Challenge >>
Copy out every line of the records from the one containing "- bar: [279, 131, 283, 275]" down to the one containing "- bar: [442, 250, 446, 275]", keeping both of those lines and changing nothing.

==== Data to process

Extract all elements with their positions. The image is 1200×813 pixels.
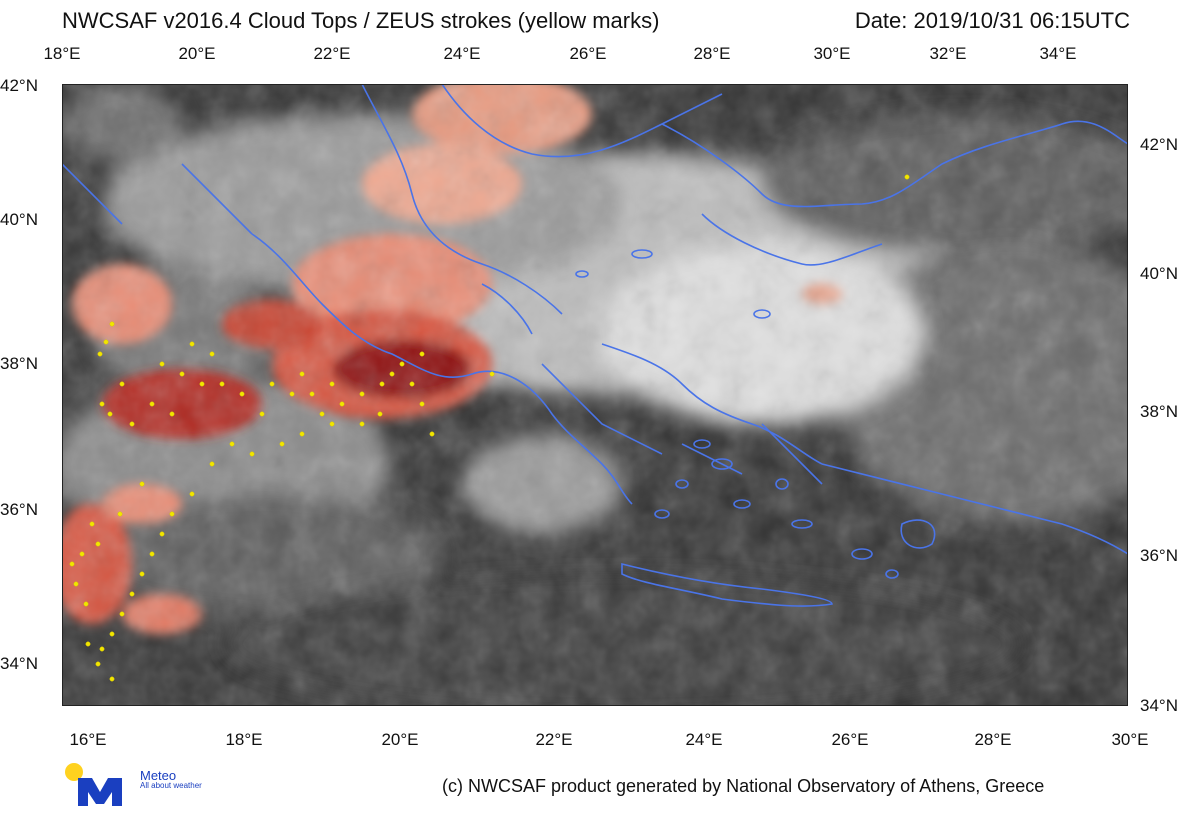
top-lon-label: 28°E: [693, 44, 731, 63]
bottom-lon-label: 26°E: [831, 730, 869, 749]
islands: [575, 249, 899, 579]
map-frame: [62, 84, 1128, 706]
bottom-lon-label: 20°E: [381, 730, 419, 749]
coastlines: [62, 84, 1128, 607]
footer-credit: (c) NWCSAF product generated by National…: [442, 776, 1045, 796]
top-lon-label: 32°E: [929, 44, 967, 63]
bottom-lon-label: 28°E: [974, 730, 1012, 749]
bottom-lon-label: 22°E: [535, 730, 573, 749]
right-lat-label: 40°N: [1140, 264, 1178, 283]
meteo-logo: [64, 762, 136, 813]
zeus-strokes: [69, 174, 910, 682]
texture-overlay: [62, 84, 1128, 706]
map-date: Date: 2019/10/31 06:15UTC: [854, 8, 1130, 33]
left-lat-label: 36°N: [0, 500, 38, 519]
top-lon-label: 20°E: [178, 44, 216, 63]
sun-icon: [65, 763, 83, 781]
logo-name: Meteo: [140, 768, 177, 783]
map-title: NWCSAF v2016.4 Cloud Tops / ZEUS strokes…: [62, 8, 660, 33]
left-lat-label: 40°N: [0, 210, 38, 229]
left-lat-label: 42°N: [0, 76, 38, 95]
bottom-lon-label: 18°E: [225, 730, 263, 749]
logo-text: Meteo All about weather: [140, 768, 202, 790]
top-lon-label: 24°E: [443, 44, 481, 63]
satellite-map: [62, 84, 1128, 706]
top-lon-label: 22°E: [313, 44, 351, 63]
logo-tagline: All about weather: [140, 781, 202, 790]
right-lat-label: 38°N: [1140, 402, 1178, 421]
right-lat-label: 42°N: [1140, 135, 1178, 154]
left-lat-label: 38°N: [0, 354, 38, 373]
right-lat-label: 34°N: [1140, 696, 1178, 715]
top-lon-label: 30°E: [813, 44, 851, 63]
top-lon-label: 34°E: [1039, 44, 1077, 63]
right-lat-label: 36°N: [1140, 546, 1178, 565]
left-lat-label: 34°N: [0, 654, 38, 673]
bottom-lon-label: 30°E: [1111, 730, 1149, 749]
bottom-lon-label: 24°E: [685, 730, 723, 749]
top-lon-label: 18°E: [43, 44, 81, 63]
bottom-lon-label: 16°E: [69, 730, 107, 749]
top-lon-label: 26°E: [569, 44, 607, 63]
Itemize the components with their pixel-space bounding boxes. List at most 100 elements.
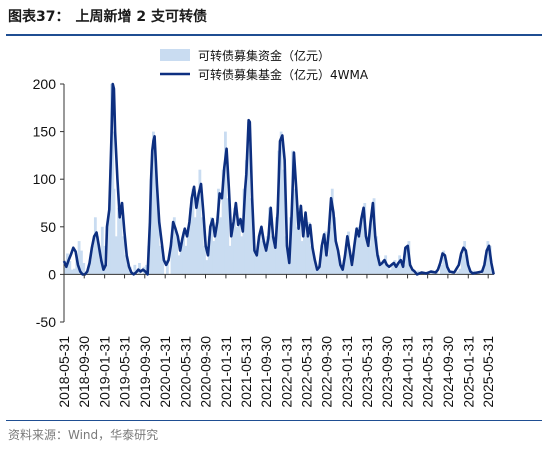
- bar: [279, 131, 283, 275]
- bar: [179, 245, 183, 275]
- x-tick-label: 2024-09-30: [440, 336, 456, 408]
- bar: [305, 236, 309, 275]
- bar: [210, 217, 213, 275]
- bar: [91, 245, 95, 275]
- bar: [170, 241, 174, 275]
- bar: [391, 262, 395, 275]
- bar: [63, 266, 67, 275]
- bar: [226, 198, 230, 275]
- bar: [326, 255, 330, 275]
- x-tick-label: 2022-01-31: [278, 336, 294, 408]
- bar: [284, 236, 288, 275]
- bar: [165, 260, 169, 275]
- bar: [293, 188, 297, 275]
- bar: [186, 226, 190, 275]
- bar: [214, 226, 218, 275]
- bar: [463, 241, 467, 275]
- bar: [149, 179, 153, 275]
- bar: [402, 264, 406, 275]
- bar: [379, 264, 383, 275]
- x-tick-label: 2019-05-31: [117, 336, 133, 408]
- bar: [409, 269, 413, 275]
- bar: [365, 236, 369, 275]
- bar: [224, 131, 227, 275]
- bar: [133, 264, 137, 275]
- bar: [386, 264, 390, 275]
- bar: [237, 217, 241, 275]
- bar: [70, 269, 74, 275]
- bar: [228, 245, 232, 275]
- bar: [370, 217, 374, 275]
- bar: [358, 236, 362, 275]
- bar: [205, 260, 209, 275]
- bar: [344, 245, 348, 275]
- bar: [405, 245, 408, 275]
- bar: [117, 207, 120, 275]
- bar: [196, 198, 199, 275]
- x-tick-label: 2022-09-30: [319, 336, 335, 408]
- bar: [80, 250, 83, 275]
- bar: [172, 217, 176, 275]
- legend-bar-label: 可转债募集资金（亿元）: [198, 48, 330, 63]
- title-divider: [6, 34, 542, 36]
- legend-line-label: 可转债募集基金（亿元）4WMA: [198, 67, 369, 82]
- bar: [312, 255, 316, 275]
- bar: [460, 255, 464, 275]
- bar: [395, 264, 399, 275]
- bar: [219, 217, 223, 275]
- bar: [119, 217, 123, 275]
- x-tick-label: 2025-05-31: [480, 336, 496, 408]
- bar: [124, 255, 127, 275]
- bar: [296, 226, 299, 275]
- y-tick-label: 100: [33, 171, 57, 187]
- y-tick-label: 0: [48, 266, 56, 282]
- bar: [175, 236, 179, 275]
- bar: [82, 262, 86, 275]
- bar: [98, 260, 102, 275]
- line-series: [62, 82, 495, 276]
- bar: [184, 245, 188, 275]
- bar: [93, 217, 97, 275]
- bar: [333, 217, 336, 275]
- bar: [145, 264, 148, 275]
- bar: [235, 226, 239, 275]
- bar: [282, 169, 285, 275]
- bar: [442, 250, 446, 275]
- bar: [152, 131, 155, 275]
- x-tick-label: 2024-05-31: [420, 336, 436, 408]
- x-tick-label: 2018-09-30: [76, 336, 92, 408]
- bar: [361, 217, 364, 275]
- bar: [398, 255, 402, 275]
- x-tick-label: 2019-01-31: [97, 336, 113, 408]
- bar: [161, 255, 165, 275]
- bar: [77, 241, 81, 275]
- bar: [368, 245, 371, 275]
- bar: [233, 207, 237, 275]
- bar: [265, 236, 269, 275]
- bar: [388, 269, 392, 275]
- bar: [200, 217, 204, 275]
- bar: [89, 260, 93, 275]
- bar: [412, 271, 415, 275]
- x-tick-label: 2021-09-30: [258, 336, 274, 408]
- bar: [100, 226, 104, 275]
- bar: [440, 264, 443, 275]
- x-tick-label: 2019-09-30: [137, 336, 153, 408]
- x-tick-label: 2020-01-31: [157, 336, 173, 408]
- bar: [158, 245, 162, 275]
- bar: [203, 245, 206, 275]
- legend: 可转债募集资金（亿元） 可转债募集基金（亿元）4WMA: [160, 48, 369, 82]
- bar: [458, 268, 462, 275]
- y-axis: -50 0 50 100 150 200: [33, 76, 64, 330]
- x-tick-label: 2023-01-31: [339, 336, 355, 408]
- bar: [321, 245, 325, 275]
- x-tick-label: 2018-05-31: [56, 336, 72, 408]
- bar: [254, 255, 258, 275]
- bar: [103, 245, 107, 275]
- bar: [217, 188, 220, 275]
- bar: [73, 268, 76, 275]
- y-tick-label: 200: [33, 76, 57, 92]
- bar: [112, 188, 116, 275]
- bar: [191, 188, 195, 275]
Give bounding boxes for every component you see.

========

Solution to the exercise >>
- bar: [279, 131, 283, 275]
- bar: [179, 245, 183, 275]
- x-tick-label: 2024-09-30: [440, 336, 456, 408]
- bar: [305, 236, 309, 275]
- bar: [210, 217, 213, 275]
- bar: [91, 245, 95, 275]
- bar: [170, 241, 174, 275]
- bar: [391, 262, 395, 275]
- bar: [63, 266, 67, 275]
- bar: [226, 198, 230, 275]
- bar: [326, 255, 330, 275]
- x-tick-label: 2022-01-31: [278, 336, 294, 408]
- bar: [284, 236, 288, 275]
- bar: [165, 260, 169, 275]
- bar: [293, 188, 297, 275]
- bar: [186, 226, 190, 275]
- bar: [214, 226, 218, 275]
- bar: [463, 241, 467, 275]
- bar: [149, 179, 153, 275]
- bar: [402, 264, 406, 275]
- bar: [379, 264, 383, 275]
- x-tick-label: 2019-05-31: [117, 336, 133, 408]
- bar: [409, 269, 413, 275]
- bar: [365, 236, 369, 275]
- bar: [224, 131, 227, 275]
- bar: [133, 264, 137, 275]
- bar: [386, 264, 390, 275]
- bar: [237, 217, 241, 275]
- bar: [70, 269, 74, 275]
- bar: [228, 245, 232, 275]
- bar: [370, 217, 374, 275]
- bar: [358, 236, 362, 275]
- bar: [205, 260, 209, 275]
- bar: [344, 245, 348, 275]
- bar: [405, 245, 408, 275]
- bar: [117, 207, 120, 275]
- bar: [196, 198, 199, 275]
- x-tick-label: 2022-09-30: [319, 336, 335, 408]
- bar: [80, 250, 83, 275]
- bar: [172, 217, 176, 275]
- legend-bar-label: 可转债募集资金（亿元）: [198, 48, 330, 63]
- title-divider: [6, 34, 542, 36]
- legend-line-label: 可转债募集基金（亿元）4WMA: [198, 67, 369, 82]
- bar: [312, 255, 316, 275]
- bar: [460, 255, 464, 275]
- bar: [395, 264, 399, 275]
- bar: [219, 217, 223, 275]
- bar: [119, 217, 123, 275]
- x-tick-label: 2025-05-31: [480, 336, 496, 408]
- bar: [124, 255, 127, 275]
- bar: [296, 226, 299, 275]
- y-tick-label: 100: [33, 171, 57, 187]
- y-tick-label: 0: [48, 266, 56, 282]
- bar: [175, 236, 179, 275]
- bar: [82, 262, 86, 275]
- bar: [98, 260, 102, 275]
- line-series: [62, 82, 495, 276]
- bar: [184, 245, 188, 275]
- bar: [93, 217, 97, 275]
- bar: [333, 217, 336, 275]
- bar: [145, 264, 148, 275]
- bar: [235, 226, 239, 275]
- bar: [282, 169, 285, 275]
- bar: [442, 250, 446, 275]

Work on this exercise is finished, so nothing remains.